▼
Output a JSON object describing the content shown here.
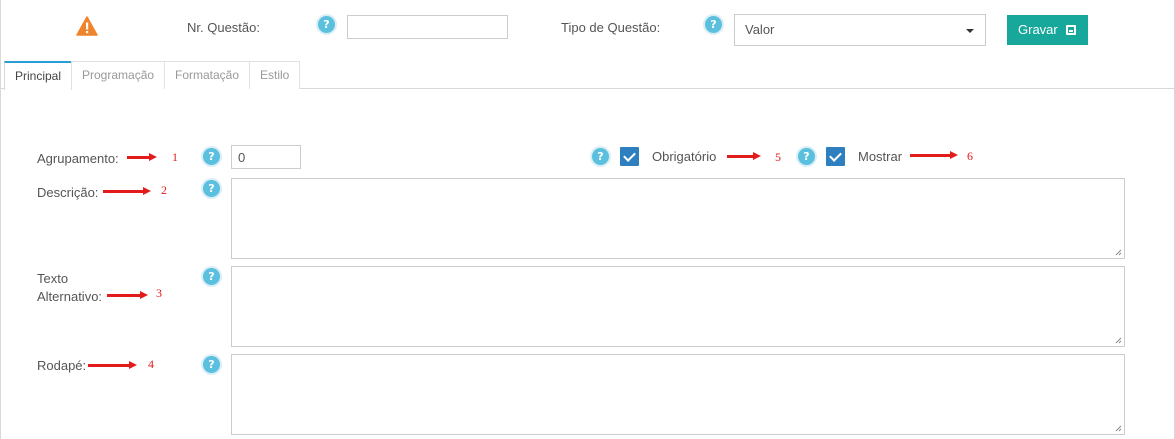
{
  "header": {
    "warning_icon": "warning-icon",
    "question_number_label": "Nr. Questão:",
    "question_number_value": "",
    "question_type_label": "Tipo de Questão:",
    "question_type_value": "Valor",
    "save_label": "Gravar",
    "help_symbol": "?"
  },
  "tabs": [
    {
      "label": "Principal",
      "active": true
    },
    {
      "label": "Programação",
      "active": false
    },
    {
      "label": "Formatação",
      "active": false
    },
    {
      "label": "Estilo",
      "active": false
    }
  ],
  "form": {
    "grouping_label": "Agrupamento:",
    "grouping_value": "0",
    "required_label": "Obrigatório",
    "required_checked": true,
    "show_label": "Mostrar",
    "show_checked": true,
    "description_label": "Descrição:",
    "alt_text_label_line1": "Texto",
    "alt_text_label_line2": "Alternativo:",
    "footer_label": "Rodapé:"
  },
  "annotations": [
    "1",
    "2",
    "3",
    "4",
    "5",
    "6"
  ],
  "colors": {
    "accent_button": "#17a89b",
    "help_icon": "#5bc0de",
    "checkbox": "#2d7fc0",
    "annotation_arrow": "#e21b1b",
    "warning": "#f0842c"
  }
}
▲
▼
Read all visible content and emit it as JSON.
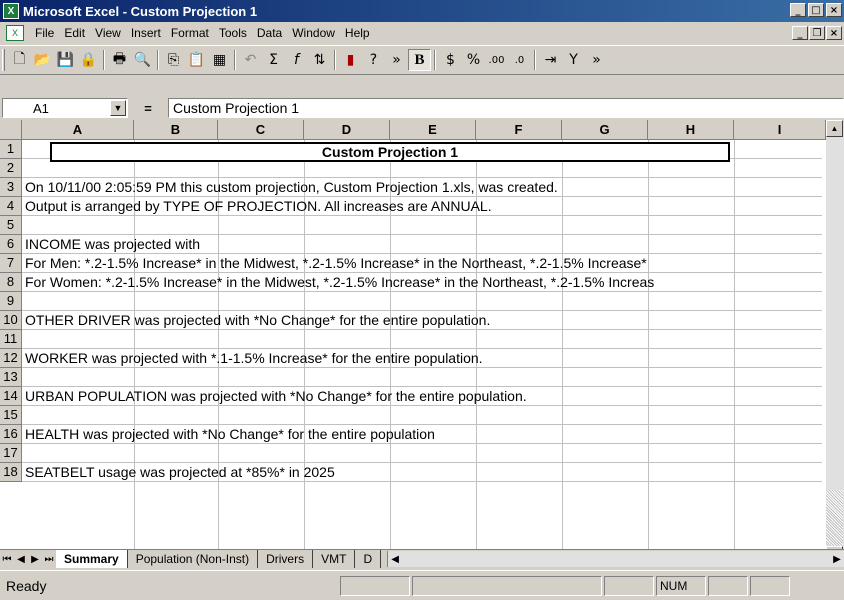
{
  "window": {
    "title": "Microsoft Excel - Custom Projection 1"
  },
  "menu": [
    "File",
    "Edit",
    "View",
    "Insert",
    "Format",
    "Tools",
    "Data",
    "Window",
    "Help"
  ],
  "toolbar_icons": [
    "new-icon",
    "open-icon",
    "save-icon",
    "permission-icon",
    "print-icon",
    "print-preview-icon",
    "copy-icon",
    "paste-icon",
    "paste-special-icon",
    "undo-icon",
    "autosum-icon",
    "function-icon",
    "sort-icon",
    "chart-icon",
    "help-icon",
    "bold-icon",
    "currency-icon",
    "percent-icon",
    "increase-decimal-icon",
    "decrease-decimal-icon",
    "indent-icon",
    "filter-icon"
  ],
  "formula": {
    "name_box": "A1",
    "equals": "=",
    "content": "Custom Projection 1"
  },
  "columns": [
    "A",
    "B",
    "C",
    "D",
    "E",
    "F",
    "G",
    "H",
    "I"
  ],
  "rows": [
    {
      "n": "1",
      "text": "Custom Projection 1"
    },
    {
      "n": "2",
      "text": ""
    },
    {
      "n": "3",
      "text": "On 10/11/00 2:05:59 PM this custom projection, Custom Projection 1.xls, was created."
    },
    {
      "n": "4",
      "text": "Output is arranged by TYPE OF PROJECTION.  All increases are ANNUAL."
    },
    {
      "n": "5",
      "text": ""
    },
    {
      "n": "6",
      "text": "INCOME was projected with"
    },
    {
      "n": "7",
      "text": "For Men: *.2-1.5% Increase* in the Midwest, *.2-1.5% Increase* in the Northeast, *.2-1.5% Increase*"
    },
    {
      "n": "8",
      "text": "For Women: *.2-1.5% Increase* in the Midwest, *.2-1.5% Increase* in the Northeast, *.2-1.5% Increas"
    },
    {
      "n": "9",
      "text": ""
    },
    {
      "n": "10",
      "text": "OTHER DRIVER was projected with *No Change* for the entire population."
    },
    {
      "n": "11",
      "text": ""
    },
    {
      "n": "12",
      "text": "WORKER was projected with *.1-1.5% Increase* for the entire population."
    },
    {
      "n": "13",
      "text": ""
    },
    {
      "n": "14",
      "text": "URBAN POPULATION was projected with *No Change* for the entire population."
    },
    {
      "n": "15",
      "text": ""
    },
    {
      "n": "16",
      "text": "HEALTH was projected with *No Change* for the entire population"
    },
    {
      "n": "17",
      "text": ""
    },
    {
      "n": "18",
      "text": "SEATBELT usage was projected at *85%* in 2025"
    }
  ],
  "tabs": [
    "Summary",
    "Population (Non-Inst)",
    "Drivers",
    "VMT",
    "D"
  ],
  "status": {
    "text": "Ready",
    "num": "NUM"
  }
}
▲
Given request:
Return a copy of every line that includes the word "true".

Answer to this exercise:
      "active": true
    "required_checked": true,
    "show_checked": true,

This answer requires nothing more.